# AIM OF THE TASK
Show all lines from the data that include the word "Validation".

# PROVIDED INFORMATION
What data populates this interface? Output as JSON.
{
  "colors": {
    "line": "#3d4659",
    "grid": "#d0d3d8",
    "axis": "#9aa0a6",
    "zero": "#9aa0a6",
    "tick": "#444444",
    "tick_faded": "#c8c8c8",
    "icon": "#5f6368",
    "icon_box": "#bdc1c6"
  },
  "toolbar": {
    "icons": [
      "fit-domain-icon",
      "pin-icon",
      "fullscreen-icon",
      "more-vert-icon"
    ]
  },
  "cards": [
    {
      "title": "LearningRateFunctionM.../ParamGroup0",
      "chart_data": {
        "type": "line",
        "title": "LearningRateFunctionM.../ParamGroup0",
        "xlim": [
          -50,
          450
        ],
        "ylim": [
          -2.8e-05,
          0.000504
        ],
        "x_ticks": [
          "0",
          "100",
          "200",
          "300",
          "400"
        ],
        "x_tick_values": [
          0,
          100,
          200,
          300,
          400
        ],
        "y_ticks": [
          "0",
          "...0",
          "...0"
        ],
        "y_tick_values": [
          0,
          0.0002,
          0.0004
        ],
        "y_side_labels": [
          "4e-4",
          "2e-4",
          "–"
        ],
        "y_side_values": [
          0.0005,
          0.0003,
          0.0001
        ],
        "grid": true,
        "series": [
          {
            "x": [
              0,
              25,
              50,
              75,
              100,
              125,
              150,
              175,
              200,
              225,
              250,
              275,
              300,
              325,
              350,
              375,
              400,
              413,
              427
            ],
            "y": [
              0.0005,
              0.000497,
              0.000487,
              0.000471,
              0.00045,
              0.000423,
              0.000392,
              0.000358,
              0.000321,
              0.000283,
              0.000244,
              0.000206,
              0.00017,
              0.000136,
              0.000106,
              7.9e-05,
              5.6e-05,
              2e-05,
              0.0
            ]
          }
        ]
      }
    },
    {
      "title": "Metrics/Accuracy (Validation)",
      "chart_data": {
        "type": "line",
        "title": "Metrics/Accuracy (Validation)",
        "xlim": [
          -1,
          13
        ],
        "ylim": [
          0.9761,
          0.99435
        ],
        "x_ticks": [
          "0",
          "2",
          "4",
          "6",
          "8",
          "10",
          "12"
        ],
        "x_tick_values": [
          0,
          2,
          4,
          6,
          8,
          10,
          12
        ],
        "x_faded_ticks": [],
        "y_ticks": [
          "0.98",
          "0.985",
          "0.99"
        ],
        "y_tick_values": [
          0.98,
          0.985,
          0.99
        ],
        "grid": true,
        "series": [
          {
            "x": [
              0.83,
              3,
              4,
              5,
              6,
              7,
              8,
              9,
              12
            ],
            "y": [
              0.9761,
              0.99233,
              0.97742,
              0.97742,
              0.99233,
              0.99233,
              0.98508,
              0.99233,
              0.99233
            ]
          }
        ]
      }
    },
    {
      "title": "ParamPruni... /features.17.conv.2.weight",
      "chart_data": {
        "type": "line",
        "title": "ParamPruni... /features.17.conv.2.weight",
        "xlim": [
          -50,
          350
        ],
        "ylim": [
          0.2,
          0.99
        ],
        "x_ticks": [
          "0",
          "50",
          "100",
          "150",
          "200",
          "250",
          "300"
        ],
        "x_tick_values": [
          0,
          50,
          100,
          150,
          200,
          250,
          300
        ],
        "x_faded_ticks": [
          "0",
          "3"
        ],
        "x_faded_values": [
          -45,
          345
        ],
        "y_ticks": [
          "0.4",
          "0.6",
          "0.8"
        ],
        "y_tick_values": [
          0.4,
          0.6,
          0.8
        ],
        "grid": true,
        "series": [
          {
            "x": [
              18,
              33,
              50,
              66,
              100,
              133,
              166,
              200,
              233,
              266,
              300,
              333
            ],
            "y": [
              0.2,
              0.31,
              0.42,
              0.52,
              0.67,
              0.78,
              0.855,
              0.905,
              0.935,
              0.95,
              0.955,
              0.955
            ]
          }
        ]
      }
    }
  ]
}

# EXERCISE RESULT
      "title": "Metrics/Accuracy (Validation)",
        "title": "Metrics/Accuracy (Validation)",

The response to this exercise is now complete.